━━━━━ Listed records ━━━━━

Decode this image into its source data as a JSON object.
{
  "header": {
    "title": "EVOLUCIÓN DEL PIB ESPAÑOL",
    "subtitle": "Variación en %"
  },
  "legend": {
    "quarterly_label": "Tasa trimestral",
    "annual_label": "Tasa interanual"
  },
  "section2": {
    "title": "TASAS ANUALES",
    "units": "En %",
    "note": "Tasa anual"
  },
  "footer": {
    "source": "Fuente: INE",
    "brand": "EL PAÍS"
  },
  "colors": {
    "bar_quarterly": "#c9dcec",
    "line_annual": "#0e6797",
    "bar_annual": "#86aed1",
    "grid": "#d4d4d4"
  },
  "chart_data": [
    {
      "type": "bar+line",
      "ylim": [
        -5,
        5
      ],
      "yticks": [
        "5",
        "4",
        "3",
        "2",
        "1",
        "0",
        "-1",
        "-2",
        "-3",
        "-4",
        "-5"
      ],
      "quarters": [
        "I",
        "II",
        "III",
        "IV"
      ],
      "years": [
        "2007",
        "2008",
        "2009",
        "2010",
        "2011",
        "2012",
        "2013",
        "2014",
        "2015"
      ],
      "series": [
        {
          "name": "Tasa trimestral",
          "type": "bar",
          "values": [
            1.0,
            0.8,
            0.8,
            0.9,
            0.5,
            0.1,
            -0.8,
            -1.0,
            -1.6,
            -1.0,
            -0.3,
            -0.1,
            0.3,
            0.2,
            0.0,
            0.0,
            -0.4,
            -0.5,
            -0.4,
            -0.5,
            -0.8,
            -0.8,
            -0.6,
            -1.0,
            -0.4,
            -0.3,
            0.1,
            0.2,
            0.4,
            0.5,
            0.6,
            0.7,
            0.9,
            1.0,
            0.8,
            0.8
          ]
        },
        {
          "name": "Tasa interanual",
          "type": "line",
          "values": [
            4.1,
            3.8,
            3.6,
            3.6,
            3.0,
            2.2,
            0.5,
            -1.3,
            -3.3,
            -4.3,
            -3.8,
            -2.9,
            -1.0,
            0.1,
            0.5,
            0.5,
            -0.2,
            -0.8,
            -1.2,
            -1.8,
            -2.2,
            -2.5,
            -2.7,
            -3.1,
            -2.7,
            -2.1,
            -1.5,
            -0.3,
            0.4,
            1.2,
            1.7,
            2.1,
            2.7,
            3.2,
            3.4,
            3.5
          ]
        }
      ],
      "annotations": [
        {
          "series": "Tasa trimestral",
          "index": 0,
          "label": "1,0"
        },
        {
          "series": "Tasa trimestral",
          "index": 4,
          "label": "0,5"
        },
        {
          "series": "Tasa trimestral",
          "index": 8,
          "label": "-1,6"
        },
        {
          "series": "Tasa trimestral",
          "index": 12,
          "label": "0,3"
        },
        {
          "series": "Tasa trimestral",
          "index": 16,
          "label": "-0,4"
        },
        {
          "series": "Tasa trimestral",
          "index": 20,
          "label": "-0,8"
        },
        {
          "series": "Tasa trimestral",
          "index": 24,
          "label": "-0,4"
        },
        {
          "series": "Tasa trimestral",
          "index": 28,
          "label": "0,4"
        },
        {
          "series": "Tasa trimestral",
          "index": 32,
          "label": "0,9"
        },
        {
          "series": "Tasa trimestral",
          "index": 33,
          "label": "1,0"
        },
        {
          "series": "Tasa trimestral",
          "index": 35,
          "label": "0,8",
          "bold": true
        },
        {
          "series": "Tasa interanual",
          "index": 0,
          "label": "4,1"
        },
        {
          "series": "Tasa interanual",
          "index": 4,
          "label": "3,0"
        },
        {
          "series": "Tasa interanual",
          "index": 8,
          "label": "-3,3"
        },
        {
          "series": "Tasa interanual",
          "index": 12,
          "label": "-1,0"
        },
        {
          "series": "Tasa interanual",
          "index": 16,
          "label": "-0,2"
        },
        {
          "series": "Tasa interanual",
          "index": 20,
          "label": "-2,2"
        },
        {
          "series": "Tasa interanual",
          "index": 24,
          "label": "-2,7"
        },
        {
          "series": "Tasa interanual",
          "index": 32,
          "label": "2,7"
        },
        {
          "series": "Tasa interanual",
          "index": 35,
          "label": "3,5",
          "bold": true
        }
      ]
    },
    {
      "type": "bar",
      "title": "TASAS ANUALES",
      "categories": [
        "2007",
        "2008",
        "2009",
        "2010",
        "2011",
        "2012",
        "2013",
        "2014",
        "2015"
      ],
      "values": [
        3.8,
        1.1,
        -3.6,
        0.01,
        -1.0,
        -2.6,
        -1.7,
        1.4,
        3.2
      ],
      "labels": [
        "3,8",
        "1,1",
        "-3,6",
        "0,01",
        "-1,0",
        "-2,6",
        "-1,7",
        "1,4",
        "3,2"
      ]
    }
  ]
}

━━━━━

* _What you need to do_
Lines containing the string "name" should be counted; reply with their number and nothing more.

* _Written solution_
2